• Items:
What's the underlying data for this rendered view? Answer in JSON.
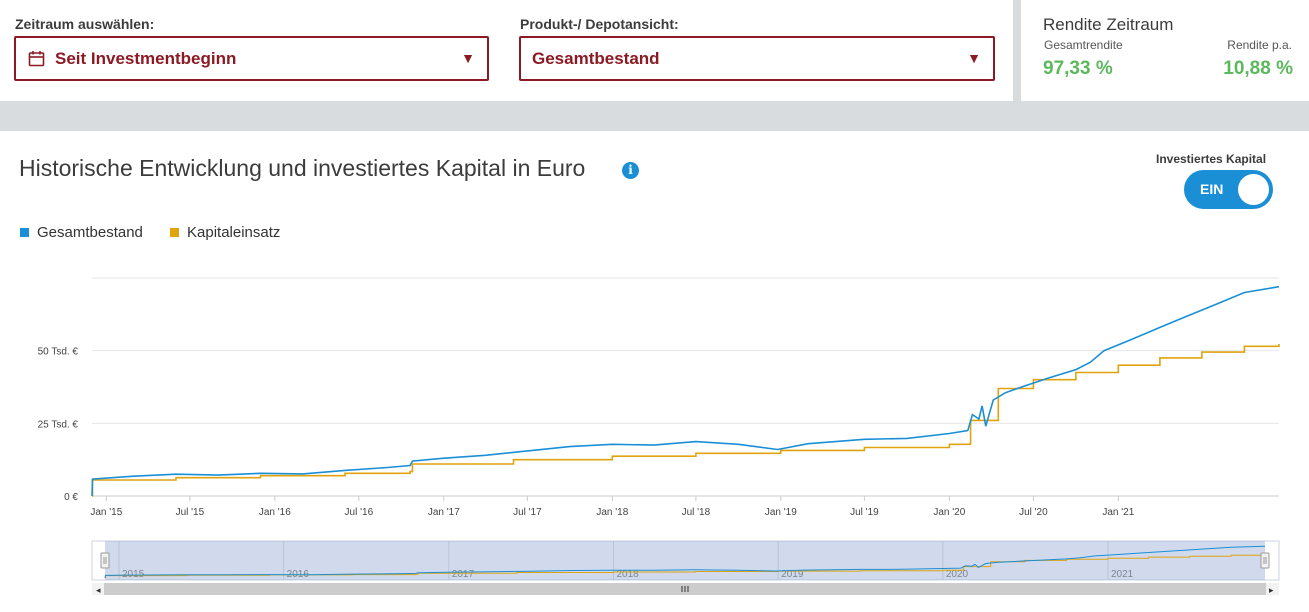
{
  "filters": {
    "zeitraum_label": "Zeitraum auswählen:",
    "zeitraum_value": "Seit Investmentbeginn",
    "produkt_label": "Produkt-/ Depotansicht:",
    "produkt_value": "Gesamtbestand"
  },
  "rendite": {
    "title": "Rendite Zeitraum",
    "gesamt_label": "Gesamtrendite",
    "gesamt_value": "97,33 %",
    "pa_label": "Rendite p.a.",
    "pa_value": "10,88 %"
  },
  "chart": {
    "title": "Historische Entwicklung und investiertes Kapital in Euro",
    "toggle_label": "Investiertes Kapital",
    "toggle_state": "EIN"
  },
  "colors": {
    "accent_red": "#8b1a24",
    "series_gesamt": "#1a8fd6",
    "series_kapital": "#e0a30e",
    "positive": "#5cb85c"
  },
  "chart_data": {
    "type": "line",
    "title": "Historische Entwicklung und investiertes Kapital in Euro",
    "legend_position": "top-left",
    "grid": true,
    "y_ticks": [
      {
        "value": 0,
        "label": "0 €"
      },
      {
        "value": 25000,
        "label": "25 Tsd. €"
      },
      {
        "value": 50000,
        "label": "50 Tsd. €"
      },
      {
        "value": 75000,
        "label": ""
      }
    ],
    "ylim": [
      0,
      75000
    ],
    "xlim": [
      "2014-12-01",
      "2021-12-15"
    ],
    "x_ticks": [
      {
        "date": "2015-01-01",
        "label": "Jan '15"
      },
      {
        "date": "2015-07-01",
        "label": "Jul '15"
      },
      {
        "date": "2016-01-01",
        "label": "Jan '16"
      },
      {
        "date": "2016-07-01",
        "label": "Jul '16"
      },
      {
        "date": "2017-01-01",
        "label": "Jan '17"
      },
      {
        "date": "2017-07-01",
        "label": "Jul '17"
      },
      {
        "date": "2018-01-01",
        "label": "Jan '18"
      },
      {
        "date": "2018-07-01",
        "label": "Jul '18"
      },
      {
        "date": "2019-01-01",
        "label": "Jan '19"
      },
      {
        "date": "2019-07-01",
        "label": "Jul '19"
      },
      {
        "date": "2020-01-01",
        "label": "Jan '20"
      },
      {
        "date": "2020-07-01",
        "label": "Jul '20"
      },
      {
        "date": "2021-01-01",
        "label": "Jan '21"
      }
    ],
    "navigator_years": [
      "2015",
      "2016",
      "2017",
      "2018",
      "2019",
      "2020",
      "2021"
    ],
    "series": [
      {
        "name": "Gesamtbestand",
        "color": "#1a8fd6",
        "points": [
          [
            "2014-12-01",
            0
          ],
          [
            "2014-12-02",
            5800
          ],
          [
            "2015-03-01",
            6800
          ],
          [
            "2015-06-01",
            7500
          ],
          [
            "2015-09-01",
            7200
          ],
          [
            "2015-12-01",
            7800
          ],
          [
            "2016-03-01",
            7600
          ],
          [
            "2016-06-01",
            8800
          ],
          [
            "2016-09-01",
            9800
          ],
          [
            "2016-10-20",
            10500
          ],
          [
            "2016-10-25",
            12000
          ],
          [
            "2017-01-01",
            13000
          ],
          [
            "2017-04-01",
            14000
          ],
          [
            "2017-07-01",
            15500
          ],
          [
            "2017-10-01",
            17000
          ],
          [
            "2018-01-01",
            17800
          ],
          [
            "2018-04-01",
            17500
          ],
          [
            "2018-07-01",
            18700
          ],
          [
            "2018-10-01",
            17800
          ],
          [
            "2018-12-25",
            16000
          ],
          [
            "2019-03-01",
            18000
          ],
          [
            "2019-07-01",
            19500
          ],
          [
            "2019-10-01",
            19800
          ],
          [
            "2020-01-01",
            21500
          ],
          [
            "2020-02-10",
            22500
          ],
          [
            "2020-02-20",
            28000
          ],
          [
            "2020-03-05",
            26500
          ],
          [
            "2020-03-12",
            31000
          ],
          [
            "2020-03-20",
            24000
          ],
          [
            "2020-04-05",
            33000
          ],
          [
            "2020-05-01",
            35500
          ],
          [
            "2020-06-15",
            38000
          ],
          [
            "2020-08-01",
            40500
          ],
          [
            "2020-10-01",
            43500
          ],
          [
            "2020-11-01",
            46000
          ],
          [
            "2020-12-01",
            50000
          ],
          [
            "2021-02-01",
            54000
          ],
          [
            "2021-04-01",
            58000
          ],
          [
            "2021-06-01",
            62000
          ],
          [
            "2021-08-01",
            66000
          ],
          [
            "2021-10-01",
            70000
          ],
          [
            "2021-12-15",
            72000
          ]
        ]
      },
      {
        "name": "Kapitaleinsatz",
        "color": "#e0a30e",
        "points": [
          [
            "2014-12-01",
            0
          ],
          [
            "2014-12-02",
            5500
          ],
          [
            "2015-06-01",
            6300
          ],
          [
            "2015-12-01",
            7000
          ],
          [
            "2016-06-01",
            7800
          ],
          [
            "2016-10-20",
            8400
          ],
          [
            "2016-10-25",
            11000
          ],
          [
            "2017-06-01",
            12500
          ],
          [
            "2018-01-01",
            13700
          ],
          [
            "2018-07-01",
            14700
          ],
          [
            "2019-01-01",
            15700
          ],
          [
            "2019-07-01",
            16700
          ],
          [
            "2020-01-01",
            17800
          ],
          [
            "2020-02-15",
            18000
          ],
          [
            "2020-02-16",
            26000
          ],
          [
            "2020-04-15",
            26000
          ],
          [
            "2020-04-16",
            37000
          ],
          [
            "2020-07-01",
            40000
          ],
          [
            "2020-10-01",
            42500
          ],
          [
            "2021-01-01",
            45000
          ],
          [
            "2021-04-01",
            47500
          ],
          [
            "2021-07-01",
            49500
          ],
          [
            "2021-10-01",
            51500
          ],
          [
            "2021-12-15",
            52300
          ]
        ]
      }
    ]
  }
}
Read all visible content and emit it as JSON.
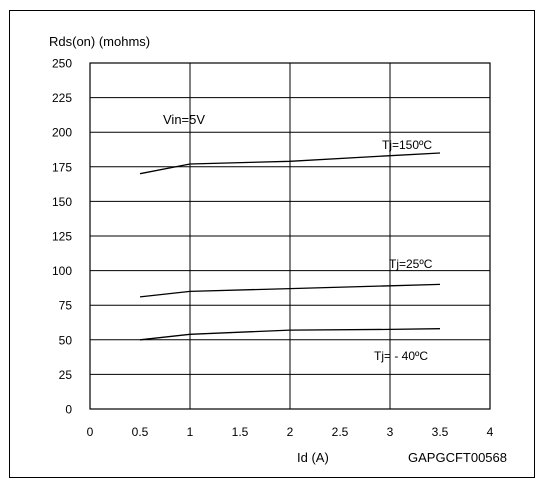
{
  "chart_data": {
    "type": "line",
    "ylabel": "Rds(on) (mohms)",
    "xlabel": "Id (A)",
    "figure_code": "GAPGCFT00568",
    "condition_label": "Vin=5V",
    "xlim": [
      0,
      4
    ],
    "ylim": [
      0,
      250
    ],
    "x_ticks": [
      "0",
      "0.5",
      "1",
      "1.5",
      "2",
      "2.5",
      "3",
      "3.5",
      "4"
    ],
    "y_ticks": [
      "0",
      "25",
      "50",
      "75",
      "100",
      "125",
      "150",
      "175",
      "200",
      "225",
      "250"
    ],
    "grid": true,
    "series": [
      {
        "name": "Tj=150ºC",
        "x": [
          0.5,
          1.0,
          2.0,
          3.0,
          3.5
        ],
        "y": [
          170,
          177,
          179,
          183,
          185
        ]
      },
      {
        "name": "Tj=25ºC",
        "x": [
          0.5,
          1.0,
          2.0,
          3.0,
          3.5
        ],
        "y": [
          81,
          85,
          87,
          89,
          90
        ]
      },
      {
        "name": "Tj= - 40ºC",
        "x": [
          0.5,
          1.0,
          2.0,
          3.0,
          3.5
        ],
        "y": [
          50,
          54,
          57,
          57.5,
          58
        ]
      }
    ]
  }
}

• Task directions:
Give the data above again in full and unchanged, skipping the pictures.

• Task output:
What's the underlying data for this rendered view? Answer in JSON.
{
  "filters": {
    "zeitraum_label": "Zeitraum auswählen:",
    "zeitraum_value": "Seit Investmentbeginn",
    "produkt_label": "Produkt-/ Depotansicht:",
    "produkt_value": "Gesamtbestand"
  },
  "rendite": {
    "title": "Rendite Zeitraum",
    "gesamt_label": "Gesamtrendite",
    "gesamt_value": "97,33 %",
    "pa_label": "Rendite p.a.",
    "pa_value": "10,88 %"
  },
  "chart": {
    "title": "Historische Entwicklung und investiertes Kapital in Euro",
    "toggle_label": "Investiertes Kapital",
    "toggle_state": "EIN"
  },
  "colors": {
    "accent_red": "#8b1a24",
    "series_gesamt": "#1a8fd6",
    "series_kapital": "#e0a30e",
    "positive": "#5cb85c"
  },
  "chart_data": {
    "type": "line",
    "title": "Historische Entwicklung und investiertes Kapital in Euro",
    "legend_position": "top-left",
    "grid": true,
    "y_ticks": [
      {
        "value": 0,
        "label": "0 €"
      },
      {
        "value": 25000,
        "label": "25 Tsd. €"
      },
      {
        "value": 50000,
        "label": "50 Tsd. €"
      },
      {
        "value": 75000,
        "label": ""
      }
    ],
    "ylim": [
      0,
      75000
    ],
    "xlim": [
      "2014-12-01",
      "2021-12-15"
    ],
    "x_ticks": [
      {
        "date": "2015-01-01",
        "label": "Jan '15"
      },
      {
        "date": "2015-07-01",
        "label": "Jul '15"
      },
      {
        "date": "2016-01-01",
        "label": "Jan '16"
      },
      {
        "date": "2016-07-01",
        "label": "Jul '16"
      },
      {
        "date": "2017-01-01",
        "label": "Jan '17"
      },
      {
        "date": "2017-07-01",
        "label": "Jul '17"
      },
      {
        "date": "2018-01-01",
        "label": "Jan '18"
      },
      {
        "date": "2018-07-01",
        "label": "Jul '18"
      },
      {
        "date": "2019-01-01",
        "label": "Jan '19"
      },
      {
        "date": "2019-07-01",
        "label": "Jul '19"
      },
      {
        "date": "2020-01-01",
        "label": "Jan '20"
      },
      {
        "date": "2020-07-01",
        "label": "Jul '20"
      },
      {
        "date": "2021-01-01",
        "label": "Jan '21"
      }
    ],
    "navigator_years": [
      "2015",
      "2016",
      "2017",
      "2018",
      "2019",
      "2020",
      "2021"
    ],
    "series": [
      {
        "name": "Gesamtbestand",
        "color": "#1a8fd6",
        "points": [
          [
            "2014-12-01",
            0
          ],
          [
            "2014-12-02",
            5800
          ],
          [
            "2015-03-01",
            6800
          ],
          [
            "2015-06-01",
            7500
          ],
          [
            "2015-09-01",
            7200
          ],
          [
            "2015-12-01",
            7800
          ],
          [
            "2016-03-01",
            7600
          ],
          [
            "2016-06-01",
            8800
          ],
          [
            "2016-09-01",
            9800
          ],
          [
            "2016-10-20",
            10500
          ],
          [
            "2016-10-25",
            12000
          ],
          [
            "2017-01-01",
            13000
          ],
          [
            "2017-04-01",
            14000
          ],
          [
            "2017-07-01",
            15500
          ],
          [
            "2017-10-01",
            17000
          ],
          [
            "2018-01-01",
            17800
          ],
          [
            "2018-04-01",
            17500
          ],
          [
            "2018-07-01",
            18700
          ],
          [
            "2018-10-01",
            17800
          ],
          [
            "2018-12-25",
            16000
          ],
          [
            "2019-03-01",
            18000
          ],
          [
            "2019-07-01",
            19500
          ],
          [
            "2019-10-01",
            19800
          ],
          [
            "2020-01-01",
            21500
          ],
          [
            "2020-02-10",
            22500
          ],
          [
            "2020-02-20",
            28000
          ],
          [
            "2020-03-05",
            26500
          ],
          [
            "2020-03-12",
            31000
          ],
          [
            "2020-03-20",
            24000
          ],
          [
            "2020-04-05",
            33000
          ],
          [
            "2020-05-01",
            35500
          ],
          [
            "2020-06-15",
            38000
          ],
          [
            "2020-08-01",
            40500
          ],
          [
            "2020-10-01",
            43500
          ],
          [
            "2020-11-01",
            46000
          ],
          [
            "2020-12-01",
            50000
          ],
          [
            "2021-02-01",
            54000
          ],
          [
            "2021-04-01",
            58000
          ],
          [
            "2021-06-01",
            62000
          ],
          [
            "2021-08-01",
            66000
          ],
          [
            "2021-10-01",
            70000
          ],
          [
            "2021-12-15",
            72000
          ]
        ]
      },
      {
        "name": "Kapitaleinsatz",
        "color": "#e0a30e",
        "points": [
          [
            "2014-12-01",
            0
          ],
          [
            "2014-12-02",
            5500
          ],
          [
            "2015-06-01",
            6300
          ],
          [
            "2015-12-01",
            7000
          ],
          [
            "2016-06-01",
            7800
          ],
          [
            "2016-10-20",
            8400
          ],
          [
            "2016-10-25",
            11000
          ],
          [
            "2017-06-01",
            12500
          ],
          [
            "2018-01-01",
            13700
          ],
          [
            "2018-07-01",
            14700
          ],
          [
            "2019-01-01",
            15700
          ],
          [
            "2019-07-01",
            16700
          ],
          [
            "2020-01-01",
            17800
          ],
          [
            "2020-02-15",
            18000
          ],
          [
            "2020-02-16",
            26000
          ],
          [
            "2020-04-15",
            26000
          ],
          [
            "2020-04-16",
            37000
          ],
          [
            "2020-07-01",
            40000
          ],
          [
            "2020-10-01",
            42500
          ],
          [
            "2021-01-01",
            45000
          ],
          [
            "2021-04-01",
            47500
          ],
          [
            "2021-07-01",
            49500
          ],
          [
            "2021-10-01",
            51500
          ],
          [
            "2021-12-15",
            52300
          ]
        ]
      }
    ]
  }
}
Read all visible content and emit it as JSON.
{
  "chart_data": {
    "type": "line",
    "ylabel": "Rds(on) (mohms)",
    "xlabel": "Id (A)",
    "figure_code": "GAPGCFT00568",
    "condition_label": "Vin=5V",
    "xlim": [
      0,
      4
    ],
    "ylim": [
      0,
      250
    ],
    "x_ticks": [
      "0",
      "0.5",
      "1",
      "1.5",
      "2",
      "2.5",
      "3",
      "3.5",
      "4"
    ],
    "y_ticks": [
      "0",
      "25",
      "50",
      "75",
      "100",
      "125",
      "150",
      "175",
      "200",
      "225",
      "250"
    ],
    "grid": true,
    "series": [
      {
        "name": "Tj=150ºC",
        "x": [
          0.5,
          1.0,
          2.0,
          3.0,
          3.5
        ],
        "y": [
          170,
          177,
          179,
          183,
          185
        ]
      },
      {
        "name": "Tj=25ºC",
        "x": [
          0.5,
          1.0,
          2.0,
          3.0,
          3.5
        ],
        "y": [
          81,
          85,
          87,
          89,
          90
        ]
      },
      {
        "name": "Tj= - 40ºC",
        "x": [
          0.5,
          1.0,
          2.0,
          3.0,
          3.5
        ],
        "y": [
          50,
          54,
          57,
          57.5,
          58
        ]
      }
    ]
  }
}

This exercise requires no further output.